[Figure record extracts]
◇ ◇ ◇ ◇ ◇ ◇ ◇

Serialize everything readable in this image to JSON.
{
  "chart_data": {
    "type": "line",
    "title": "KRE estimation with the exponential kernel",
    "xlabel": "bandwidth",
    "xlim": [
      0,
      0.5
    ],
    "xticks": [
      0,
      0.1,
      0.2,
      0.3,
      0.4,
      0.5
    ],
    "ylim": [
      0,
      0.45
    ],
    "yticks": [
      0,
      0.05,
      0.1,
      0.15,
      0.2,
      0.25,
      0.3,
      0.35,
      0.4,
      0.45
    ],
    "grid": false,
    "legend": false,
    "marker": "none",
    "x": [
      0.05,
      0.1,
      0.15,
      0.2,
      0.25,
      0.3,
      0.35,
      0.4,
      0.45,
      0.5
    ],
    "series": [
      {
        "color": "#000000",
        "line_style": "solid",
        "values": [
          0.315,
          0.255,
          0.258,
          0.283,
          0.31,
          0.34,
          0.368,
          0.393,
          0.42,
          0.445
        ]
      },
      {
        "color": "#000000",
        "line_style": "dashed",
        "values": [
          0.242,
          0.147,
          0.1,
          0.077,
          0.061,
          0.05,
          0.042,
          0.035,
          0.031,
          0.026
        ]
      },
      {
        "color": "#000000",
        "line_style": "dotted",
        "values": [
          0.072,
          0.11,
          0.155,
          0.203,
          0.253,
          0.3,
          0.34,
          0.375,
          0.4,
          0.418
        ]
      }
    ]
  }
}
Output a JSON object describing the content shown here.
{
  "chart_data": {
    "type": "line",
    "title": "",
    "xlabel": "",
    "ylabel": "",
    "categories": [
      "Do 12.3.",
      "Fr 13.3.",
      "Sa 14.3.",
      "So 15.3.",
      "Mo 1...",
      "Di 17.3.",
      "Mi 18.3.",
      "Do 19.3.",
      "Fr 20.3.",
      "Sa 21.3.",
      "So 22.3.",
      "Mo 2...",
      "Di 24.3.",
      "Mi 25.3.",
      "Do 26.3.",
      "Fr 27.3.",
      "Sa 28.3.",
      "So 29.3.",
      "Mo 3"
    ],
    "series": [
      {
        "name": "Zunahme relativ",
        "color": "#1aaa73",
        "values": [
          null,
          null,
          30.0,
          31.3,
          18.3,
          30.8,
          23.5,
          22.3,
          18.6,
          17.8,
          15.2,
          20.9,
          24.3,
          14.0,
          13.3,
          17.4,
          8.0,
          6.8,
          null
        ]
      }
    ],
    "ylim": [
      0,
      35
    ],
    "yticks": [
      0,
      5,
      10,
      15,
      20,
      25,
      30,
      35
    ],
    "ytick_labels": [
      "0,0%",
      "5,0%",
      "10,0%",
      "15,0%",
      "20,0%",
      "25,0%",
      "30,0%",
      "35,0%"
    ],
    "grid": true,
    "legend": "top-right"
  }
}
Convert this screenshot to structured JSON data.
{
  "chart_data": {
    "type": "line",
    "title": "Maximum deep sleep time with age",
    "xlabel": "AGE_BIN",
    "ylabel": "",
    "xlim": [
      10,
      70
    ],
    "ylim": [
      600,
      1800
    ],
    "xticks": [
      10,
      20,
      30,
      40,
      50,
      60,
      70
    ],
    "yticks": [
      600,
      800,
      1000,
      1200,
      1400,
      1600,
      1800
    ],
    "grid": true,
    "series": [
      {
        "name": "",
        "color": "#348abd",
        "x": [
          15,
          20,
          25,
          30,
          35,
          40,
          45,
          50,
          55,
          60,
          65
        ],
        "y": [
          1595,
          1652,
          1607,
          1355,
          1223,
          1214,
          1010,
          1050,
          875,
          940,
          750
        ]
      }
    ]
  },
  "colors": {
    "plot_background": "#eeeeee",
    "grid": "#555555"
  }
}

◇ ◇ ◇ ◇ ◇ ◇ ◇

REQUIREMENTS:
Output every line above without altering anything.

SOLUTION FOR THIS PROBLEM:
Serialize everything readable in this image to JSON.
{
  "chart_data": {
    "type": "line",
    "title": "KRE estimation with the exponential kernel",
    "xlabel": "bandwidth",
    "xlim": [
      0,
      0.5
    ],
    "xticks": [
      0,
      0.1,
      0.2,
      0.3,
      0.4,
      0.5
    ],
    "ylim": [
      0,
      0.45
    ],
    "yticks": [
      0,
      0.05,
      0.1,
      0.15,
      0.2,
      0.25,
      0.3,
      0.35,
      0.4,
      0.45
    ],
    "grid": false,
    "legend": false,
    "marker": "none",
    "x": [
      0.05,
      0.1,
      0.15,
      0.2,
      0.25,
      0.3,
      0.35,
      0.4,
      0.45,
      0.5
    ],
    "series": [
      {
        "color": "#000000",
        "line_style": "solid",
        "values": [
          0.315,
          0.255,
          0.258,
          0.283,
          0.31,
          0.34,
          0.368,
          0.393,
          0.42,
          0.445
        ]
      },
      {
        "color": "#000000",
        "line_style": "dashed",
        "values": [
          0.242,
          0.147,
          0.1,
          0.077,
          0.061,
          0.05,
          0.042,
          0.035,
          0.031,
          0.026
        ]
      },
      {
        "color": "#000000",
        "line_style": "dotted",
        "values": [
          0.072,
          0.11,
          0.155,
          0.203,
          0.253,
          0.3,
          0.34,
          0.375,
          0.4,
          0.418
        ]
      }
    ]
  }
}
Output a JSON object describing the content shown here.
{
  "chart_data": {
    "type": "line",
    "title": "",
    "xlabel": "",
    "ylabel": "",
    "categories": [
      "Do 12.3.",
      "Fr 13.3.",
      "Sa 14.3.",
      "So 15.3.",
      "Mo 1...",
      "Di 17.3.",
      "Mi 18.3.",
      "Do 19.3.",
      "Fr 20.3.",
      "Sa 21.3.",
      "So 22.3.",
      "Mo 2...",
      "Di 24.3.",
      "Mi 25.3.",
      "Do 26.3.",
      "Fr 27.3.",
      "Sa 28.3.",
      "So 29.3.",
      "Mo 3"
    ],
    "series": [
      {
        "name": "Zunahme relativ",
        "color": "#1aaa73",
        "values": [
          null,
          null,
          30.0,
          31.3,
          18.3,
          30.8,
          23.5,
          22.3,
          18.6,
          17.8,
          15.2,
          20.9,
          24.3,
          14.0,
          13.3,
          17.4,
          8.0,
          6.8,
          null
        ]
      }
    ],
    "ylim": [
      0,
      35
    ],
    "yticks": [
      0,
      5,
      10,
      15,
      20,
      25,
      30,
      35
    ],
    "ytick_labels": [
      "0,0%",
      "5,0%",
      "10,0%",
      "15,0%",
      "20,0%",
      "25,0%",
      "30,0%",
      "35,0%"
    ],
    "grid": true,
    "legend": "top-right"
  }
}
Convert this screenshot to structured JSON data.
{
  "chart_data": {
    "type": "line",
    "title": "Maximum deep sleep time with age",
    "xlabel": "AGE_BIN",
    "ylabel": "",
    "xlim": [
      10,
      70
    ],
    "ylim": [
      600,
      1800
    ],
    "xticks": [
      10,
      20,
      30,
      40,
      50,
      60,
      70
    ],
    "yticks": [
      600,
      800,
      1000,
      1200,
      1400,
      1600,
      1800
    ],
    "grid": true,
    "series": [
      {
        "name": "",
        "color": "#348abd",
        "x": [
          15,
          20,
          25,
          30,
          35,
          40,
          45,
          50,
          55,
          60,
          65
        ],
        "y": [
          1595,
          1652,
          1607,
          1355,
          1223,
          1214,
          1010,
          1050,
          875,
          940,
          750
        ]
      }
    ]
  },
  "colors": {
    "plot_background": "#eeeeee",
    "grid": "#555555"
  }
}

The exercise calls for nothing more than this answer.